DO THIS: Skip the pictures and quote all of the lines exactly.

Dataset rows:
---------------

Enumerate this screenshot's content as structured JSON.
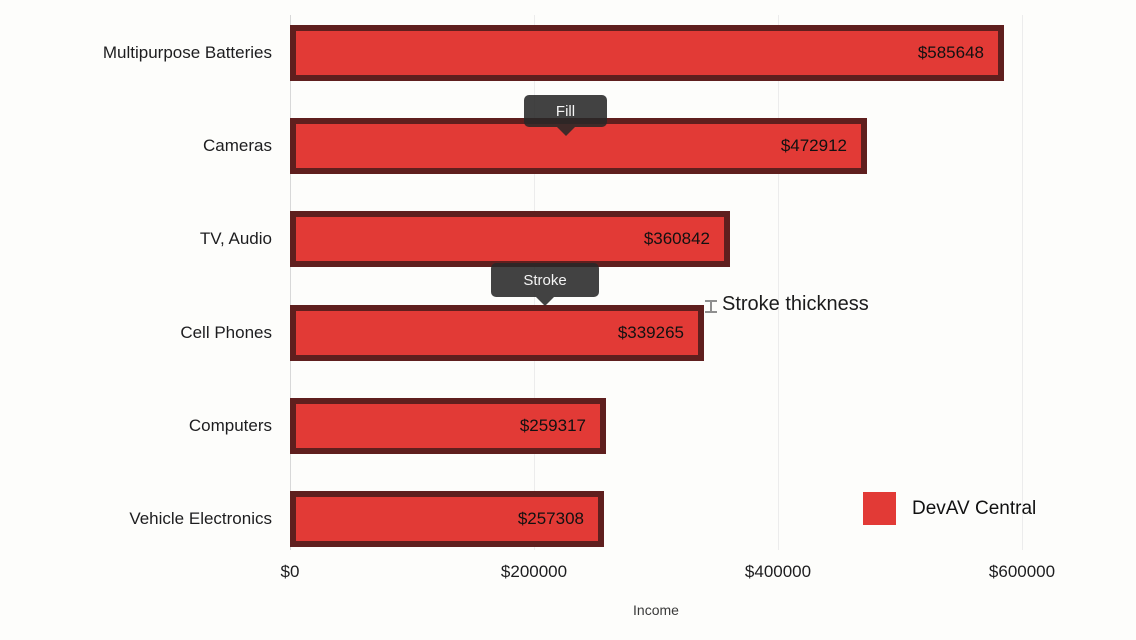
{
  "chart_data": {
    "type": "bar",
    "orientation": "horizontal",
    "title": "",
    "xlabel": "Income",
    "categories": [
      "Multipurpose Batteries",
      "Cameras",
      "TV, Audio",
      "Cell Phones",
      "Computers",
      "Vehicle Electronics"
    ],
    "series": [
      {
        "name": "DevAV Central",
        "values": [
          585648,
          472912,
          360842,
          339265,
          259317,
          257308
        ]
      }
    ],
    "bar_value_labels": [
      "$585648",
      "$472912",
      "$360842",
      "$339265",
      "$259317",
      "$257308"
    ],
    "x_ticks": [
      {
        "label": "$0",
        "value": 0
      },
      {
        "label": "$200000",
        "value": 200000
      },
      {
        "label": "$400000",
        "value": 400000
      },
      {
        "label": "$600000",
        "value": 600000
      }
    ],
    "xlim": [
      0,
      600000
    ],
    "grid": "vertical-only",
    "legend_position": "bottom-right",
    "colors": {
      "bar_fill": "#e23a36",
      "bar_stroke": "#5f1f1e",
      "gridline": "#ececec",
      "axis_line": "#d8d8d8",
      "value_text": "#111111",
      "background": "#fdfdfb"
    },
    "bar_stroke_width_px": 6
  },
  "legend": {
    "items": [
      {
        "label": "DevAV Central",
        "swatch_color": "#e23a36"
      }
    ]
  },
  "annotations": {
    "fill_callout": {
      "label": "Fill"
    },
    "stroke_callout": {
      "label": "Stroke"
    },
    "stroke_thickness": {
      "label": "Stroke thickness"
    }
  }
}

---------------

FULL ANSWER:
Enumerate this screenshot's content as structured JSON.
{
  "chart_data": {
    "type": "bar",
    "orientation": "horizontal",
    "title": "",
    "xlabel": "Income",
    "categories": [
      "Multipurpose Batteries",
      "Cameras",
      "TV, Audio",
      "Cell Phones",
      "Computers",
      "Vehicle Electronics"
    ],
    "series": [
      {
        "name": "DevAV Central",
        "values": [
          585648,
          472912,
          360842,
          339265,
          259317,
          257308
        ]
      }
    ],
    "bar_value_labels": [
      "$585648",
      "$472912",
      "$360842",
      "$339265",
      "$259317",
      "$257308"
    ],
    "x_ticks": [
      {
        "label": "$0",
        "value": 0
      },
      {
        "label": "$200000",
        "value": 200000
      },
      {
        "label": "$400000",
        "value": 400000
      },
      {
        "label": "$600000",
        "value": 600000
      }
    ],
    "xlim": [
      0,
      600000
    ],
    "grid": "vertical-only",
    "legend_position": "bottom-right",
    "colors": {
      "bar_fill": "#e23a36",
      "bar_stroke": "#5f1f1e",
      "gridline": "#ececec",
      "axis_line": "#d8d8d8",
      "value_text": "#111111",
      "background": "#fdfdfb"
    },
    "bar_stroke_width_px": 6
  },
  "legend": {
    "items": [
      {
        "label": "DevAV Central",
        "swatch_color": "#e23a36"
      }
    ]
  },
  "annotations": {
    "fill_callout": {
      "label": "Fill"
    },
    "stroke_callout": {
      "label": "Stroke"
    },
    "stroke_thickness": {
      "label": "Stroke thickness"
    }
  }
}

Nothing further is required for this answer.